Objective
Show all lines holding the string "PRZYPADKU".

Entries taken from a collection:

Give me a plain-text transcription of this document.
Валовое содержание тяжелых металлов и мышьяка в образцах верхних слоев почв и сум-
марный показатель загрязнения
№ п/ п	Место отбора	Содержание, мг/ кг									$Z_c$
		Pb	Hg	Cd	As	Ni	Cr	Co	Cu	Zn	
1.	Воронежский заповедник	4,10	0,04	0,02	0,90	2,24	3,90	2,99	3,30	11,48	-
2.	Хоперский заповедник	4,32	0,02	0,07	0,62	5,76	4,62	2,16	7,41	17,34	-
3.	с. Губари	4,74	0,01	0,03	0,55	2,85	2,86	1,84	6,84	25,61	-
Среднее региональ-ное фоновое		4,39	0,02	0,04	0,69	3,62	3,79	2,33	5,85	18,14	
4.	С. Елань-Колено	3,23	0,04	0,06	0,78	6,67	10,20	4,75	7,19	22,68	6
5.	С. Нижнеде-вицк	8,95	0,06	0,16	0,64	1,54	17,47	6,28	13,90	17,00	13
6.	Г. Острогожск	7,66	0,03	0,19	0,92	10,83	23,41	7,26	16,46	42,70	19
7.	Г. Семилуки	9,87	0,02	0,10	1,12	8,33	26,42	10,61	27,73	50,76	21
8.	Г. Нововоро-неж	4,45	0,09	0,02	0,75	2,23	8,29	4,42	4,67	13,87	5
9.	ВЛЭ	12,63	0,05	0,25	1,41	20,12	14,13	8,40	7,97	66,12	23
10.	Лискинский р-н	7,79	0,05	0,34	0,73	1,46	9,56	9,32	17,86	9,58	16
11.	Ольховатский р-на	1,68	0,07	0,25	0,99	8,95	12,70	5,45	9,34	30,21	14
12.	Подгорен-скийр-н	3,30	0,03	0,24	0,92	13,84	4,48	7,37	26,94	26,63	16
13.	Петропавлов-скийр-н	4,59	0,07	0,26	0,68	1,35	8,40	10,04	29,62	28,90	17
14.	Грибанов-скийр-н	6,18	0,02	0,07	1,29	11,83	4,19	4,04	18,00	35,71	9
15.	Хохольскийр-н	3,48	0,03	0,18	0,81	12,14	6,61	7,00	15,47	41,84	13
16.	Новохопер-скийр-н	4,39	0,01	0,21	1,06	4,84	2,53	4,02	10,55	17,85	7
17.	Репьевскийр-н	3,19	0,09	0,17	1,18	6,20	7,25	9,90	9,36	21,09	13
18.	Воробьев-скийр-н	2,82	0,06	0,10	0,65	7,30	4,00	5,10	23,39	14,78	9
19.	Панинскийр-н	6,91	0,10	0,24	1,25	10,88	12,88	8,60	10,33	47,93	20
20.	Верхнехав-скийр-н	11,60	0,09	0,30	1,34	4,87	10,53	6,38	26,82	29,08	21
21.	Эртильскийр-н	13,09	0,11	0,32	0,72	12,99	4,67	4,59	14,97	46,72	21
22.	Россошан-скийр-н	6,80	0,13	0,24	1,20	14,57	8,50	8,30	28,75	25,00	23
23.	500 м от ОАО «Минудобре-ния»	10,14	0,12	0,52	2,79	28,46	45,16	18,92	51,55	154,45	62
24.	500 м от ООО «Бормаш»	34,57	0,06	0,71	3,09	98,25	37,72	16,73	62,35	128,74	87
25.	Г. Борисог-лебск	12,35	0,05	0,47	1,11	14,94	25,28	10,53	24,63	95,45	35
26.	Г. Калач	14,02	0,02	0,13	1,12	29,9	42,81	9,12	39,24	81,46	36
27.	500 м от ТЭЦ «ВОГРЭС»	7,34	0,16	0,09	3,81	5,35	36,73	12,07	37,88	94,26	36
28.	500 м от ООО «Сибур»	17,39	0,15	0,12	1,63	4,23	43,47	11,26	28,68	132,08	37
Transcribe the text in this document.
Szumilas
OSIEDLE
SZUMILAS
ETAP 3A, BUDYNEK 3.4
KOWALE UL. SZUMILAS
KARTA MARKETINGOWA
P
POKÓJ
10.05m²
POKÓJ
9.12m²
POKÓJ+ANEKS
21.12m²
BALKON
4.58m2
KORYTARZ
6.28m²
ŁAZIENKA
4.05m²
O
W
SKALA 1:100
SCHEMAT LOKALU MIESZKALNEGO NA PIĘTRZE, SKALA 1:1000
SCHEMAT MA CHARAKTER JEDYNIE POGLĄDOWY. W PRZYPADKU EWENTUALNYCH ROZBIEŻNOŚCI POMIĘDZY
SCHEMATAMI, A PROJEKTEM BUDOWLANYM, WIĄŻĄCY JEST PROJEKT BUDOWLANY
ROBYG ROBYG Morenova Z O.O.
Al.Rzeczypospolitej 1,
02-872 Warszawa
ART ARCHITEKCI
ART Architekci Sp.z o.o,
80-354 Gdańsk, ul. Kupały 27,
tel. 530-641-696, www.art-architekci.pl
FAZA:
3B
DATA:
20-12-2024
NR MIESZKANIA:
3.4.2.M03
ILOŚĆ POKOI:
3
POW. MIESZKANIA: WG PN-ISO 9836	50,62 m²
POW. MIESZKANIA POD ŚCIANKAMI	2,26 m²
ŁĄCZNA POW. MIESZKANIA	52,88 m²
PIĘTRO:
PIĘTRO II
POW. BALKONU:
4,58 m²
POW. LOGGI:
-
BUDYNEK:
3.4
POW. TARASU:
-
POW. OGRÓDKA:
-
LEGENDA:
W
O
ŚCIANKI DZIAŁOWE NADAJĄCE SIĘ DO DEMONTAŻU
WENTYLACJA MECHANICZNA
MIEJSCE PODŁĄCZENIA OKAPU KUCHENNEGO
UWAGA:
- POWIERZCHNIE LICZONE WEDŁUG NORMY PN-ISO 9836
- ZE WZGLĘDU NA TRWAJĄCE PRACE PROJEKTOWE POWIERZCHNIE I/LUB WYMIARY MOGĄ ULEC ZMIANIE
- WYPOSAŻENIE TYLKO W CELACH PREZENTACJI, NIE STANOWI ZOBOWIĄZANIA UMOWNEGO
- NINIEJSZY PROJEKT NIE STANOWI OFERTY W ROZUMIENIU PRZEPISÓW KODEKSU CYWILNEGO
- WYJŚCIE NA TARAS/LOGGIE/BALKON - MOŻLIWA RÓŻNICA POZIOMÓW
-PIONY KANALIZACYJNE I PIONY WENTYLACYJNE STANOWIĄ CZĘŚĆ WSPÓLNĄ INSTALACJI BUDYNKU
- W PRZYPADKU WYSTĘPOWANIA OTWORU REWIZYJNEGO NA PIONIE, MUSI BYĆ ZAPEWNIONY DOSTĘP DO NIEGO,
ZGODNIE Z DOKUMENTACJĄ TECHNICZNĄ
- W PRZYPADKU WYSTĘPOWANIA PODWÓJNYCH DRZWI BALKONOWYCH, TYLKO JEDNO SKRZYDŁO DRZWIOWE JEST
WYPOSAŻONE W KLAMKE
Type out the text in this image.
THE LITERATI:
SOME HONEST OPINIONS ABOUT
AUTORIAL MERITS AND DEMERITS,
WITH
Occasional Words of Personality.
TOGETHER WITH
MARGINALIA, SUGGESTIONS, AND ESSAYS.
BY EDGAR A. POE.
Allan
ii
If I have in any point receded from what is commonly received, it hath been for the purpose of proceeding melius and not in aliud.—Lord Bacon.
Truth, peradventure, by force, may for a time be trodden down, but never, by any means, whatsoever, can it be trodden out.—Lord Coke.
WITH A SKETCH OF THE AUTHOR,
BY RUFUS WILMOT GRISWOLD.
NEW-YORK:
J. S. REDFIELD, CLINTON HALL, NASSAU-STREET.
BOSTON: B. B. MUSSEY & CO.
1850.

Solution below
SCHEMAT MA CHARAKTER JEDYNIE POGLĄDOWY. W PRZYPADKU EWENTUALNYCH ROZBIEŻNOŚCI POMIĘDZY
- W PRZYPADKU WYSTĘPOWANIA OTWORU REWIZYJNEGO NA PIONIE, MUSI BYĆ ZAPEWNIONY DOSTĘP DO NIEGO,
- W PRZYPADKU WYSTĘPOWANIA PODWÓJNYCH DRZWI BALKONOWYCH, TYLKO JEDNO SKRZYDŁO DRZWIOWE JEST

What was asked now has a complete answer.